*** Material

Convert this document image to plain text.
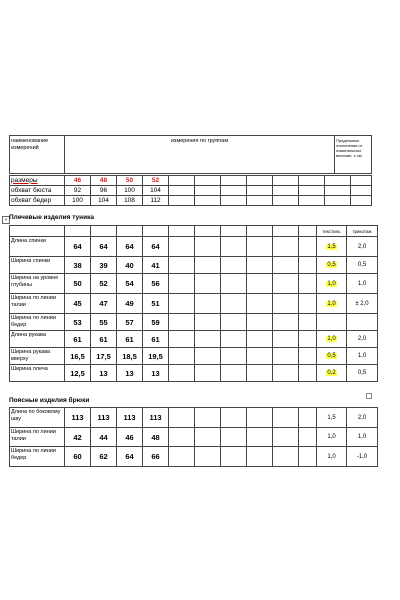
наименование измерений	измерения по группам	Предельные отклонения от номинальных величин, ± см.
размеры	46	48	50	52								
обхват бюста	92	96	100	104								
обхват бедер	100	104	108	112								
+ Плечевые изделия туника
											текстиль	трикотаж
Длина спинки	64	64	64	64							1,5	2,0
Ширина спинки	38	39	40	41							0,5	0,5
Ширина на уровне глубины	50	52	54	56							1,0	1,0
Ширина по линии талии	45	47	49	51							1,0	± 2,0
Ширина по линии бедер	53	55	57	59								
Длина рукава	61	61	61	61							1,0	2,0
Ширина рукава вверху	16,5	17,5	18,5	19,5							0,5	1,0
Ширина плеча	12,5	13	13	13							0,2	0,5
Поясные изделия брюки
Длина по боковому шву	113	113	113	113							1,5	2,0
Ширина по линии талии	42	44	46	48							1,0	1,0
Ширина по линии бедер	60	62	64	66							1,0	-1,0
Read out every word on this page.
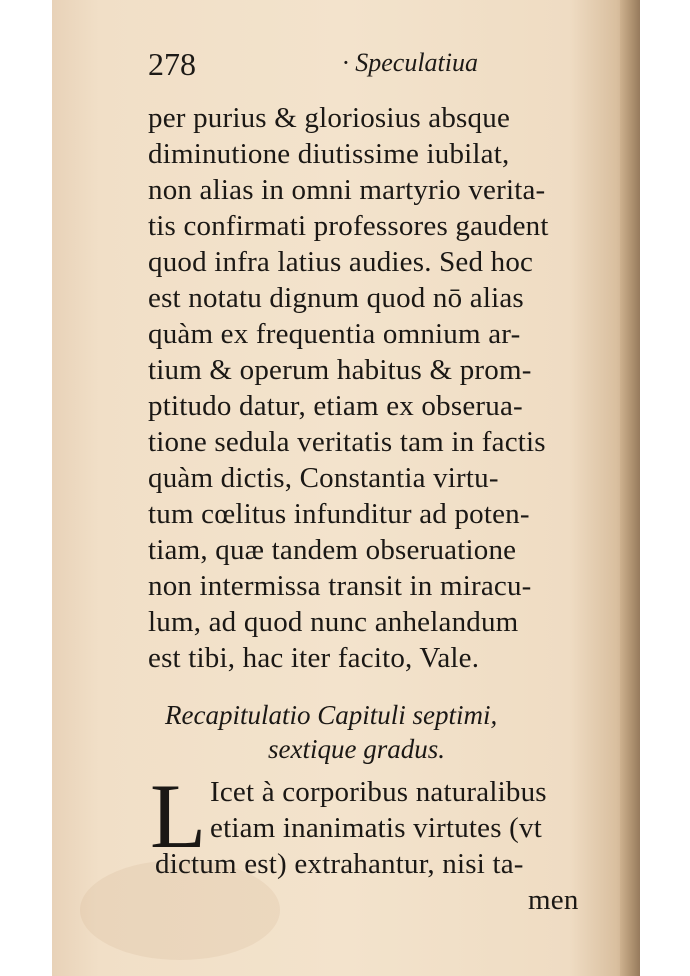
278	· Speculatiua
per purius & gloriosius absque
diminutione diutissime iubilat,
non alias in omni martyrio verita-
tis confirmati professores gaudent
quod infra latius audies. Sed hoc
est notatu dignum quod nō alias
quàm ex frequentia omnium ar-
tium & operum habitus & prom-
ptitudo datur, etiam ex obseruа-
tione sedula veritatis tam in factis
quàm dictis, Constantia virtu-
tum cœlitus infunditur ad poten-
tiam, quæ tandem obseruatione
non intermissa transit in miracu-
lum, ad quod nunc anhelandum
est tibi, hac iter facito, Vale.
Recapitulatio Capituli septimi,
sextique gradus.
L Icet à corporibus naturalibus
etiam inanimatis virtutes (vt
dictum est) extrahantur, nisi ta-
men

******

◆ Directions for this task
Copy out only the lines beginning at the line with "Read out every word on this page." and ending at the last line of the entries. Keep them exact; drop pictures.

◆ The reply
Read out every word on this page.
278	· Speculatiua
per purius & gloriosius absque
diminutione diutissime iubilat,
non alias in omni martyrio verita-
tis confirmati professores gaudent
quod infra latius audies. Sed hoc
est notatu dignum quod nō alias
quàm ex frequentia omnium ar-
tium & operum habitus & prom-
ptitudo datur, etiam ex obseruа-
tione sedula veritatis tam in factis
quàm dictis, Constantia virtu-
tum cœlitus infunditur ad poten-
tiam, quæ tandem obseruatione
non intermissa transit in miracu-
lum, ad quod nunc anhelandum
est tibi, hac iter facito, Vale.
Recapitulatio Capituli septimi,
sextique gradus.
L Icet à corporibus naturalibus
etiam inanimatis virtutes (vt
dictum est) extrahantur, nisi ta-
men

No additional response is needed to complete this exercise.